> Exercise description:
Hunt for the word "negative" across the entries below, copying each line that holds it.

> Extracted information:
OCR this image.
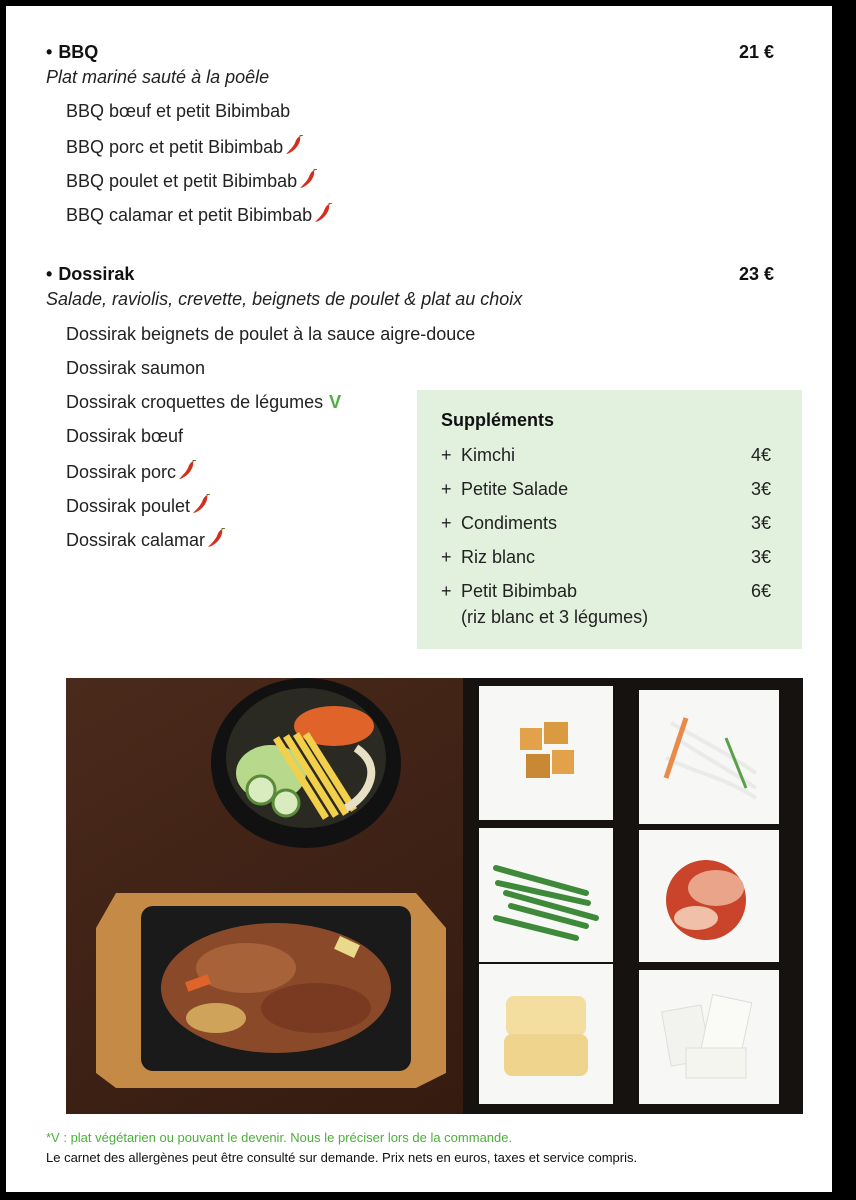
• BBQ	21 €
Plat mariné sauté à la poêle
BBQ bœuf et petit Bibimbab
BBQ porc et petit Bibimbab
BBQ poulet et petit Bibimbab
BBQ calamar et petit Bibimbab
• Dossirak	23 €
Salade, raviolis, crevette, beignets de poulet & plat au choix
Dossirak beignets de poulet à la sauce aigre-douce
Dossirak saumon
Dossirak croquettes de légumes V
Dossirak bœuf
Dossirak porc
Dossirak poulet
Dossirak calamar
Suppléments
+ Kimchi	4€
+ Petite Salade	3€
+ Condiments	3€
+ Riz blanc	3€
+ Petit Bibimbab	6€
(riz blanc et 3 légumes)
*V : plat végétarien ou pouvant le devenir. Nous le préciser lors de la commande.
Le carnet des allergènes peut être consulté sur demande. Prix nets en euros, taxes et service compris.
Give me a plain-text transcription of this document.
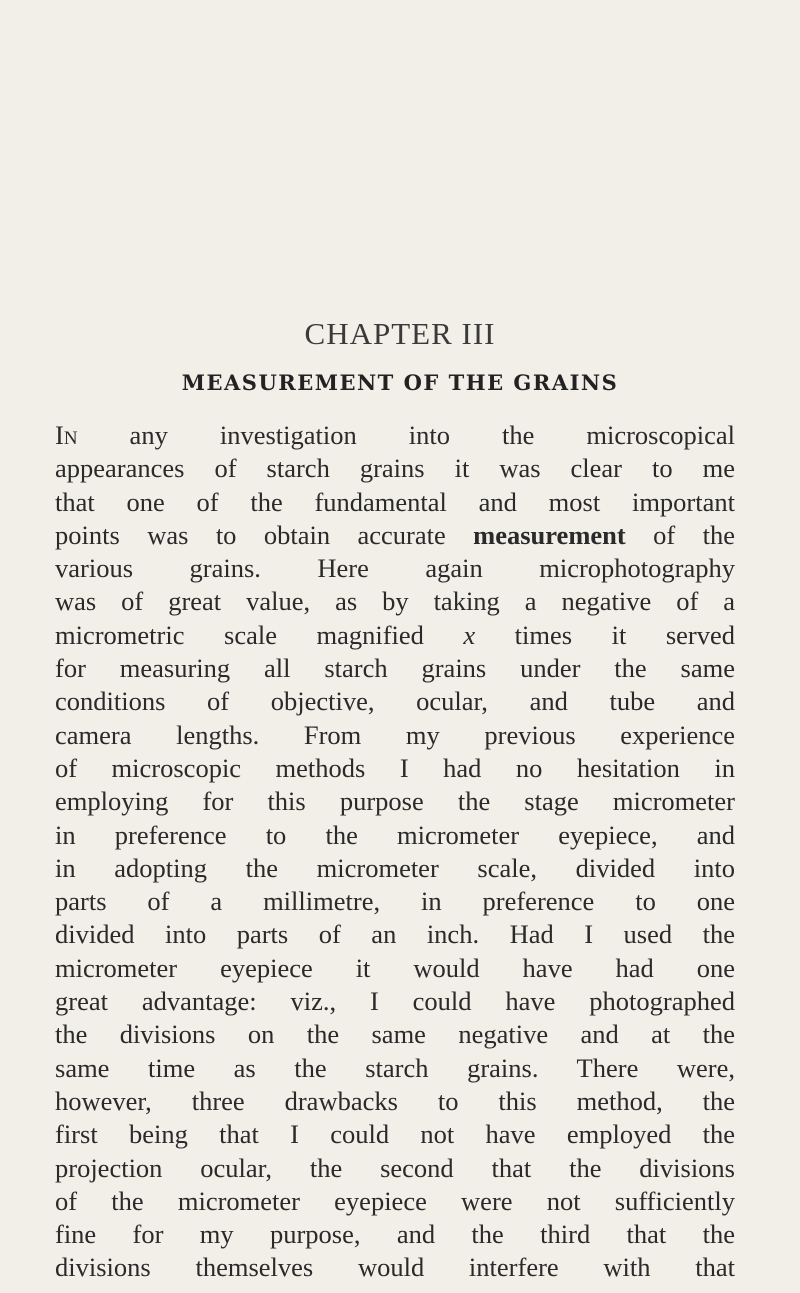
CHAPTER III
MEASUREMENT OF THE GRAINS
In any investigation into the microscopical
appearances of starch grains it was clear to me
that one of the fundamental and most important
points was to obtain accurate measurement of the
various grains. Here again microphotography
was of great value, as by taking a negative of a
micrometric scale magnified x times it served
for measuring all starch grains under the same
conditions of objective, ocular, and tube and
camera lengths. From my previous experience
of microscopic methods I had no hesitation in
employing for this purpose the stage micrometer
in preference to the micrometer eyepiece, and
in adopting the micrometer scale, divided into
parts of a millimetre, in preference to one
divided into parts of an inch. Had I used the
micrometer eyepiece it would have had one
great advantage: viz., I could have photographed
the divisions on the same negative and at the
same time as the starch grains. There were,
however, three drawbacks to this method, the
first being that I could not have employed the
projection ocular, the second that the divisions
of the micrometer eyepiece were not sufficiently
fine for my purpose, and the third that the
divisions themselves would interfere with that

--

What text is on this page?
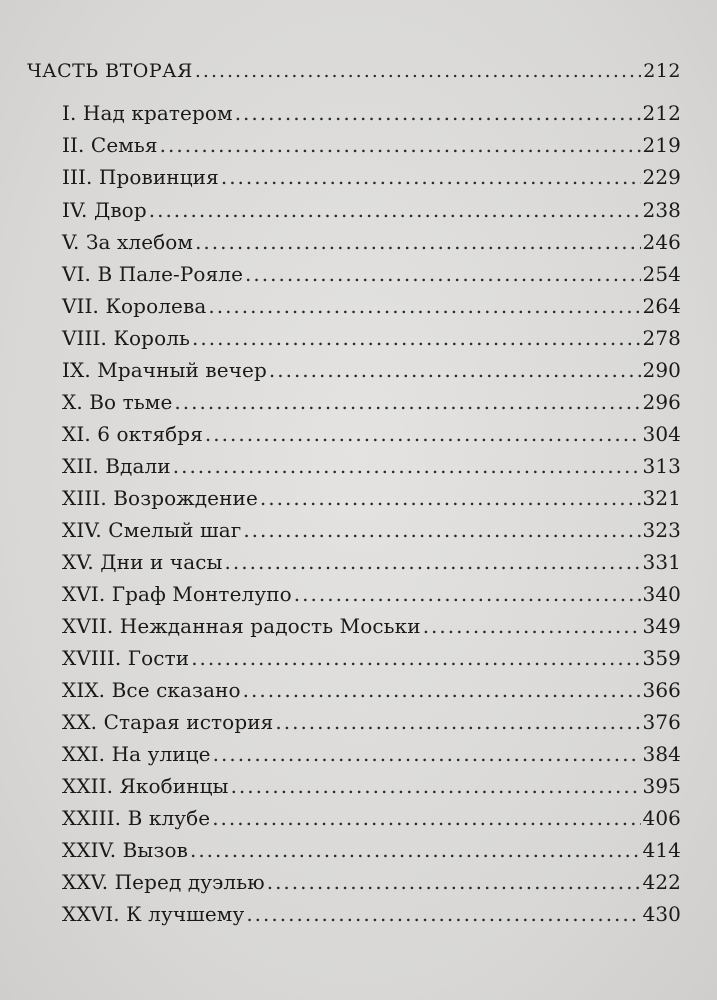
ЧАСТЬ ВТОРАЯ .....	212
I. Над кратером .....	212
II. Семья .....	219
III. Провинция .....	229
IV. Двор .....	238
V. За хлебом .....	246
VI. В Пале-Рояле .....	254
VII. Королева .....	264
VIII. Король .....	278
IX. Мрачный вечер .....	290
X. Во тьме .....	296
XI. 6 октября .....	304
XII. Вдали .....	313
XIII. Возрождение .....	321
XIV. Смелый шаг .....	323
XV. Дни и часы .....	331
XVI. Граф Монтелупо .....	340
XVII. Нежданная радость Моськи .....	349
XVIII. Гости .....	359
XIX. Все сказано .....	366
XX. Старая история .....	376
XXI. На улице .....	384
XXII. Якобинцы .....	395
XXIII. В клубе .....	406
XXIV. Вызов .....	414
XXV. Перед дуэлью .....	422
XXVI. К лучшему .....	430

> Response below:
was of great value, as by taking a negative of a
the divisions on the same negative and at the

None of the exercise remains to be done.